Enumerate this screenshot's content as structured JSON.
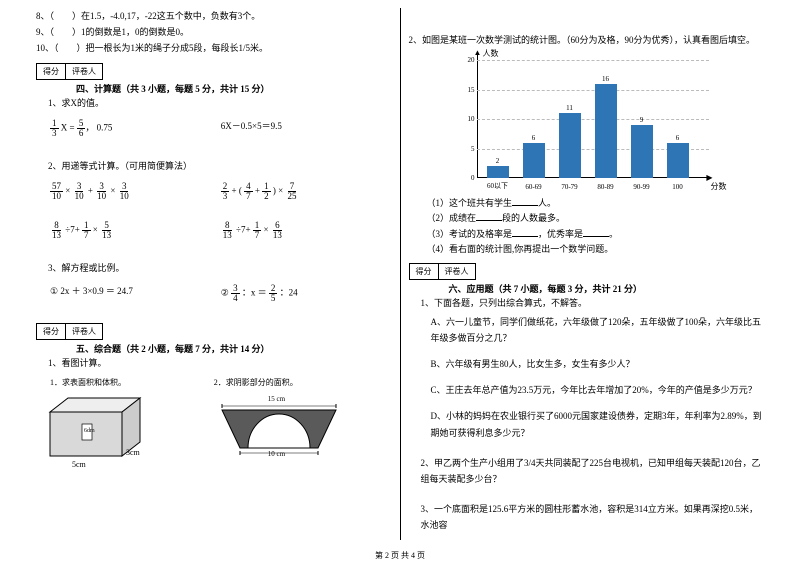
{
  "left": {
    "q8": "8、（　　）在1.5，-4.0,17，-22这五个数中，负数有3个。",
    "q9": "9、（　　）1的倒数是1，0的倒数是0。",
    "q10": "10、（　　）把一根长为1米的绳子分成5段，每段长1/5米。",
    "score1": "得分",
    "score2": "评卷人",
    "sec4": "四、计算题（共 3 小题，每题 5 分，共计 15 分）",
    "p1": "1、求X的值。",
    "eq1a_mid": "X =",
    "eq1a_r": "0.75",
    "eq1b": "6X－0.5×5＝9.5",
    "p2": "2、用递等式计算。（可用简便算法）",
    "p3": "3、解方程或比例。",
    "eq3a": "① 2x ＋ 3×0.9 ＝ 24.7",
    "eq3b_pre": "②",
    "eq3b_mid": "：x ＝",
    "eq3b_suf": "：24",
    "sec5": "五、综合题（共 2 小题，每题 7 分，共计 14 分）",
    "p5_1": "1、看图计算。",
    "p5_1a": "1．求表面积和体积。",
    "p5_1b": "2．求阴影部分的面积。",
    "dim_h": "6dm",
    "dim_d": "3cm",
    "dim_w": "5cm",
    "arch_top": "15 cm",
    "arch_bot": "10 cm"
  },
  "right": {
    "p2": "2、如图是某班一次数学测试的统计图。（60分为及格，90分为优秀），认真看图后填空。",
    "chart": {
      "ylabel": "人数",
      "xlabel": "分数",
      "ymax": 20,
      "ystep": 5,
      "bars": [
        {
          "cat": "60以下",
          "val": 2
        },
        {
          "cat": "60-69",
          "val": 6
        },
        {
          "cat": "70-79",
          "val": 11
        },
        {
          "cat": "80-89",
          "val": 16
        },
        {
          "cat": "90-99",
          "val": 9
        },
        {
          "cat": "100",
          "val": 6
        }
      ],
      "bar_color": "#2e75b6"
    },
    "c1": "（1）这个班共有学生",
    "c1s": "人。",
    "c2": "（2）成绩在",
    "c2s": "段的人数最多。",
    "c3": "（3）考试的及格率是",
    "c3m": "，优秀率是",
    "c3s": "。",
    "c4": "（4）看右面的统计图,你再提出一个数学问题。",
    "sec6": "六、应用题（共 7 小题，每题 3 分，共计 21 分）",
    "a1": "1、下面各题，只列出综合算式，不解答。",
    "a1a": "A、六一儿童节，同学们做纸花，六年级做了120朵，五年级做了100朵，六年级比五年级多做百分之几？",
    "a1b": "B、六年级有男生80人，比女生多，女生有多少人？",
    "a1c": "C、王庄去年总产值为23.5万元，今年比去年增加了20%，今年的产值是多少万元？",
    "a1d": "D、小林的妈妈在农业银行买了6000元国家建设债券，定期3年，年利率为2.89%，到期她可获得利息多少元？",
    "a2": "2、甲乙两个生产小组用了3/4天共同装配了225台电视机，已知甲组每天装配120台，乙组每天装配多少台？",
    "a3": "3、一个底面积是125.6平方米的圆柱形蓄水池，容积是314立方米。如果再深挖0.5米，水池容"
  },
  "footer": "第 2 页 共 4 页"
}
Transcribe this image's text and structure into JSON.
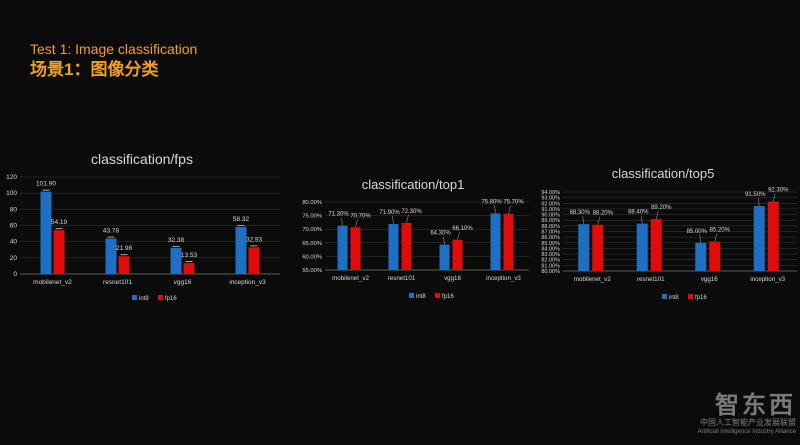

━━━━━━━━━━━━━━━━━━━━

__What to do__
Copy each line of the data that contains the word "this".

__Complete response__
Enumerate this screenshot's content as structured JSON.
Transcribe this image's text and structure into JSON.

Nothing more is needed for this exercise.